**Task directions:** Where a line in the listing contains the string "degrees", copy that line out.

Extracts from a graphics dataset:
%%

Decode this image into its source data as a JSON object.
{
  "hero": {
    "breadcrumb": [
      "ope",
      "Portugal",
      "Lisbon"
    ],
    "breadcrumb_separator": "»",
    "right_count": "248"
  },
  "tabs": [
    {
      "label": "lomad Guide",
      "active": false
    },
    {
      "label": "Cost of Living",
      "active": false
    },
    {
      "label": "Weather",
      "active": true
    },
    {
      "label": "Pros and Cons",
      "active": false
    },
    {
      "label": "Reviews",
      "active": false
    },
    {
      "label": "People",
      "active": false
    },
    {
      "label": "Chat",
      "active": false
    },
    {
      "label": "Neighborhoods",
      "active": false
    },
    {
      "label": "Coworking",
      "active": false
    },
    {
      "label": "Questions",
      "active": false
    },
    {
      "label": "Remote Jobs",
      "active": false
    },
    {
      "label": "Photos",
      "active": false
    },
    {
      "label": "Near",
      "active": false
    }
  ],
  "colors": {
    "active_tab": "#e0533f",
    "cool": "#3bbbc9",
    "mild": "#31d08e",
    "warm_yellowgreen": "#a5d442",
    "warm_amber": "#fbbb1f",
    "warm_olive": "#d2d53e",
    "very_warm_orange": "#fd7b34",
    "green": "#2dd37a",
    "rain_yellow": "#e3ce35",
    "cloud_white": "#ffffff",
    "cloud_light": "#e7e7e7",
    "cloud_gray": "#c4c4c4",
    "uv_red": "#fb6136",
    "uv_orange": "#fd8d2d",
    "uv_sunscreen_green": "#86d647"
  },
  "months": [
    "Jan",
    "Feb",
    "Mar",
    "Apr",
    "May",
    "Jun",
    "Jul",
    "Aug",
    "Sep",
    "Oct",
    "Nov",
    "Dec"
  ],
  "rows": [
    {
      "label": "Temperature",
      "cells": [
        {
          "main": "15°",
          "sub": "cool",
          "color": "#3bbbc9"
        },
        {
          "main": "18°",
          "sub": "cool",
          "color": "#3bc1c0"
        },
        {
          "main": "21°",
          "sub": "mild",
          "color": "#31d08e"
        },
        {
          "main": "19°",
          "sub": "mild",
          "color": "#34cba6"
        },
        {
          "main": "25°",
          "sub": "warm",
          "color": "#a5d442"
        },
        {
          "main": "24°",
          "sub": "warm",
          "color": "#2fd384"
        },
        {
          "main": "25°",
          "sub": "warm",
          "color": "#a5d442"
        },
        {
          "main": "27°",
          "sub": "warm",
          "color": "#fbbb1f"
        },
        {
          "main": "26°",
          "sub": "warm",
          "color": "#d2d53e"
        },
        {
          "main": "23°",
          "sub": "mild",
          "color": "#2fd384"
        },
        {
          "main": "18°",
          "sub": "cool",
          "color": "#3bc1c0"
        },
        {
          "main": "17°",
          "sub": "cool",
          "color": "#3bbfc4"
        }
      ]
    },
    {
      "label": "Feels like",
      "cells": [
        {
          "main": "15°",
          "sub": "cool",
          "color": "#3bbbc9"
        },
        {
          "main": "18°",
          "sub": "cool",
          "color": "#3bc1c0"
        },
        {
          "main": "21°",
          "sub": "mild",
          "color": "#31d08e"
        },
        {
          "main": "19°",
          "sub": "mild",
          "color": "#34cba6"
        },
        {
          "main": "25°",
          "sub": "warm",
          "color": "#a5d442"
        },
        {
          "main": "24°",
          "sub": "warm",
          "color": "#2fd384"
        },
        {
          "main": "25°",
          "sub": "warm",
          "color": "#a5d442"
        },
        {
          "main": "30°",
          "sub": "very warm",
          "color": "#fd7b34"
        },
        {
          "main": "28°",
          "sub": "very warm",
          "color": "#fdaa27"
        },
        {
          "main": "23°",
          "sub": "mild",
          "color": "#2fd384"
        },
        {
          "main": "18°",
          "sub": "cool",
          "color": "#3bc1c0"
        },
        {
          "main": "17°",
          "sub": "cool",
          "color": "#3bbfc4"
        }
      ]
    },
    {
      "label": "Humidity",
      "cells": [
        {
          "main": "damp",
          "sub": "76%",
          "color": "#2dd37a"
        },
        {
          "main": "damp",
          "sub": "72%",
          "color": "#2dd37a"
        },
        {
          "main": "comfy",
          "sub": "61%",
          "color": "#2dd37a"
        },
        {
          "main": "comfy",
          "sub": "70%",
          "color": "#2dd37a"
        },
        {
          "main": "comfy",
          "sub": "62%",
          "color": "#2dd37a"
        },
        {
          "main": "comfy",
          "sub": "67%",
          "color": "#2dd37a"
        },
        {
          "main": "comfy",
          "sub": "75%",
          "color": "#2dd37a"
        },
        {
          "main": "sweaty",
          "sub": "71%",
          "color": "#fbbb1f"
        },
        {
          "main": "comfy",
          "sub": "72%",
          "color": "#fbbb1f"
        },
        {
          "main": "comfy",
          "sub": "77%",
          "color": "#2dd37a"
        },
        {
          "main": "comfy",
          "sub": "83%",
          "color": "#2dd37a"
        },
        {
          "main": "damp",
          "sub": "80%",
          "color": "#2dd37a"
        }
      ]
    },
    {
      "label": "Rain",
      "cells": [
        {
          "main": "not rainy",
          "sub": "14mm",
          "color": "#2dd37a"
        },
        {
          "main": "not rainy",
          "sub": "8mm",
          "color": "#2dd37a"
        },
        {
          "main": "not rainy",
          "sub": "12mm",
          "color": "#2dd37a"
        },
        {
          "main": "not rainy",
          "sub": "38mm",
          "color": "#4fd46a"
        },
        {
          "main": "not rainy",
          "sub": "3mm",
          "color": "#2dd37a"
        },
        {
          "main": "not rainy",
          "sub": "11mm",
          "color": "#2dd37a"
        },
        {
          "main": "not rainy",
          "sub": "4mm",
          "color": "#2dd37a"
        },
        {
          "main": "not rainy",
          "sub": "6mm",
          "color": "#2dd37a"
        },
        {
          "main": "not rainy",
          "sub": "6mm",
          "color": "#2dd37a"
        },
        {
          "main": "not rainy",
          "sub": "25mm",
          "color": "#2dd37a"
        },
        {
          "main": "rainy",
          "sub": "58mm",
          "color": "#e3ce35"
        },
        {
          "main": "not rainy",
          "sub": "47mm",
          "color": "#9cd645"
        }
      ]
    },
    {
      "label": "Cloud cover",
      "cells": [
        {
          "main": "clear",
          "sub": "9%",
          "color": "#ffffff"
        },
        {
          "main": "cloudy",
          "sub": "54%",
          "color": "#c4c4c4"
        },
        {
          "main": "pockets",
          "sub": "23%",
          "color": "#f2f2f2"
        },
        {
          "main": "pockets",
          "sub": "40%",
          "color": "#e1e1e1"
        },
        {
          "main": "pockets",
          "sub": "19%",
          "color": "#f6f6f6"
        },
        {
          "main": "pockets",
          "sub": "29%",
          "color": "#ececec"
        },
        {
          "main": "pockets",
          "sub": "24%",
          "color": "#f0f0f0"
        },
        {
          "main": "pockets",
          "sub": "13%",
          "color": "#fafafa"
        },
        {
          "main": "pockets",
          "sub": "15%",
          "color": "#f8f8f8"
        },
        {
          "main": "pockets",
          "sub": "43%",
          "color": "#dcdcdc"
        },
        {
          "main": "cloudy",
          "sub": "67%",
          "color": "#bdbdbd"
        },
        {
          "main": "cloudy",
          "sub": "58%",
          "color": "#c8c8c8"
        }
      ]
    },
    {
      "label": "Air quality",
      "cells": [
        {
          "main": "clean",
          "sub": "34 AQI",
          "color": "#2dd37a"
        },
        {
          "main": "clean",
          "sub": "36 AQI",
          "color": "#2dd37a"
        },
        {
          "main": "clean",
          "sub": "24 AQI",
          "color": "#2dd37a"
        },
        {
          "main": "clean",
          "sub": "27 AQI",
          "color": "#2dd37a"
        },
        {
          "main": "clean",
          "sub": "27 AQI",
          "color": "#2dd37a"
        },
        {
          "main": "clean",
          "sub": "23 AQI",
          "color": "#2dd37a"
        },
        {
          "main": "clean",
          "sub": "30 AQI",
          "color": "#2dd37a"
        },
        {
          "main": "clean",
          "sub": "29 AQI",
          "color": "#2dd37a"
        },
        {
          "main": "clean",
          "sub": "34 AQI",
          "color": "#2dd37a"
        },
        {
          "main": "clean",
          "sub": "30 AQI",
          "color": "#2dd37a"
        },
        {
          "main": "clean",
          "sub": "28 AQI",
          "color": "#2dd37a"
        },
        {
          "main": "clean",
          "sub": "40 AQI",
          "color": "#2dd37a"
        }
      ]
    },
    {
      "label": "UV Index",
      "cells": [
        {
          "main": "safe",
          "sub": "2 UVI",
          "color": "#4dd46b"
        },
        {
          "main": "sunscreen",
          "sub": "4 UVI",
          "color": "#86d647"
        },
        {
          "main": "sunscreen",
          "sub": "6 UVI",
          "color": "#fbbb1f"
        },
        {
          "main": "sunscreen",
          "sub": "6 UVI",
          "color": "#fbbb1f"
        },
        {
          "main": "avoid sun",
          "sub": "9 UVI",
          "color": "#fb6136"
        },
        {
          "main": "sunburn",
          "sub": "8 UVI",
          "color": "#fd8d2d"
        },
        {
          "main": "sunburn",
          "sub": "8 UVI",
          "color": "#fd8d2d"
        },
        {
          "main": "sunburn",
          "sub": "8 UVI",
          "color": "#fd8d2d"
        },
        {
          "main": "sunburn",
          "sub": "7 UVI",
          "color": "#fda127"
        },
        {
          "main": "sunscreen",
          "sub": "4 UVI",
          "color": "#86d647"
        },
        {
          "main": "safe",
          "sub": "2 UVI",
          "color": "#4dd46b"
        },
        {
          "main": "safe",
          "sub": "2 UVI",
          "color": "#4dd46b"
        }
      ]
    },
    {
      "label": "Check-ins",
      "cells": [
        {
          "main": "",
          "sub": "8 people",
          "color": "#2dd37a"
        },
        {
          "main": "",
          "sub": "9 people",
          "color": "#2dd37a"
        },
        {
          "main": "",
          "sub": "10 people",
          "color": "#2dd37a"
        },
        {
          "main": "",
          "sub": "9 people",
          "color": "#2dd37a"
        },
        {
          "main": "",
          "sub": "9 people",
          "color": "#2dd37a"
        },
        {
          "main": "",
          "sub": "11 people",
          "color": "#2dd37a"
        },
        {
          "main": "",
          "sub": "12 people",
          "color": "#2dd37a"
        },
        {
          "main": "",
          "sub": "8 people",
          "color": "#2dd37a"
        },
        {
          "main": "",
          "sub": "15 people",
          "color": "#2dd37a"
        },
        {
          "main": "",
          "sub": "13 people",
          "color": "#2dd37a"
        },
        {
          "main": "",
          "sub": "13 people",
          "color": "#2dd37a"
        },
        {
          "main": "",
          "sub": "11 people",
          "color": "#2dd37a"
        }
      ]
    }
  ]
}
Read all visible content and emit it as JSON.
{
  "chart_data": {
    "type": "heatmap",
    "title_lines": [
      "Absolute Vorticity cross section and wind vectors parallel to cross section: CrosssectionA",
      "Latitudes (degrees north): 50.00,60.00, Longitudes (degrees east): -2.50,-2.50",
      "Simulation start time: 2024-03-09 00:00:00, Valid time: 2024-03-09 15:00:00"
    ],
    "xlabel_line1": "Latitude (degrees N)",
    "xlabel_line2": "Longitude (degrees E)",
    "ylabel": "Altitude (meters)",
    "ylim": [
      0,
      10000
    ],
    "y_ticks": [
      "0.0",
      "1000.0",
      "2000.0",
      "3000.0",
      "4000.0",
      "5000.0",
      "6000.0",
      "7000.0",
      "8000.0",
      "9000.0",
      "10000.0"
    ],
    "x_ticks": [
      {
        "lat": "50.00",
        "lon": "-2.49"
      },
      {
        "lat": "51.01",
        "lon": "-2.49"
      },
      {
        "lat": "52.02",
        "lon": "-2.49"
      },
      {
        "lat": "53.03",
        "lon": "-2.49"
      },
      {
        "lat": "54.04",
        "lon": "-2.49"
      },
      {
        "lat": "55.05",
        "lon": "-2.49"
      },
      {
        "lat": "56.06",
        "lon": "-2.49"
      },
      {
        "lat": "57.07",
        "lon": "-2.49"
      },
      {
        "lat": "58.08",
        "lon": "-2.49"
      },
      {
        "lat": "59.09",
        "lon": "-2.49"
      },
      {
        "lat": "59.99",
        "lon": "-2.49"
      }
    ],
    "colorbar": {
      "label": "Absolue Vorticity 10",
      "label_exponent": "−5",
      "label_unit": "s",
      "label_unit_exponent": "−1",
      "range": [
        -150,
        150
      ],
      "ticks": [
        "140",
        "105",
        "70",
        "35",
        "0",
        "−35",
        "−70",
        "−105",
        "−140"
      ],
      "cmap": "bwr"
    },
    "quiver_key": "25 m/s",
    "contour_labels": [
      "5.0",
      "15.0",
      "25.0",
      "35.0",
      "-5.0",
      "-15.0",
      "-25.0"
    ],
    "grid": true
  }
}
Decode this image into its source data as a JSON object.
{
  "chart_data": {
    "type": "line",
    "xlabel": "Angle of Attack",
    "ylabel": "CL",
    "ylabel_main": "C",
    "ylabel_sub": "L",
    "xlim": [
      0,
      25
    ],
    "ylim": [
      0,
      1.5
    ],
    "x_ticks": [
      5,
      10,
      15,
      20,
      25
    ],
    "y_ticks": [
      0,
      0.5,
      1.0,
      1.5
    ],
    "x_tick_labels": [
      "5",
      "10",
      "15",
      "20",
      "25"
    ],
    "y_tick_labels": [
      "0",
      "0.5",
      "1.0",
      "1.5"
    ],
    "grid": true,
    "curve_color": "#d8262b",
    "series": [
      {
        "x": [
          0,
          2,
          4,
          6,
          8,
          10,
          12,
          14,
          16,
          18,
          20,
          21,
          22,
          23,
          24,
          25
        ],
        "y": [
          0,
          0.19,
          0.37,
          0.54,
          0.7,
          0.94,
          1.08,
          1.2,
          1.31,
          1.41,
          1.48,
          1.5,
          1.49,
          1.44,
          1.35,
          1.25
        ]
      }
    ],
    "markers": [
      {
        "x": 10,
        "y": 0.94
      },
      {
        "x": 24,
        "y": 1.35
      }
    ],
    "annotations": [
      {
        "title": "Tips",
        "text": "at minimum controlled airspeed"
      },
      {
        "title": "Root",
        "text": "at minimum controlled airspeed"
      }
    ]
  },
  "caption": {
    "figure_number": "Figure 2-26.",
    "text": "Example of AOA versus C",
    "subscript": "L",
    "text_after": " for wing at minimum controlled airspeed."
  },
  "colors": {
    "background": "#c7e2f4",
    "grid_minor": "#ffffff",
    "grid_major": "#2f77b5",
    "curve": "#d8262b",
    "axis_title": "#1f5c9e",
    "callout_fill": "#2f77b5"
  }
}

%%

**Problem solution:**
      "Latitudes (degrees north): 50.00,60.00, Longitudes (degrees east): -2.50,-2.50",
    "xlabel_line1": "Latitude (degrees N)",
    "xlabel_line2": "Longitude (degrees E)",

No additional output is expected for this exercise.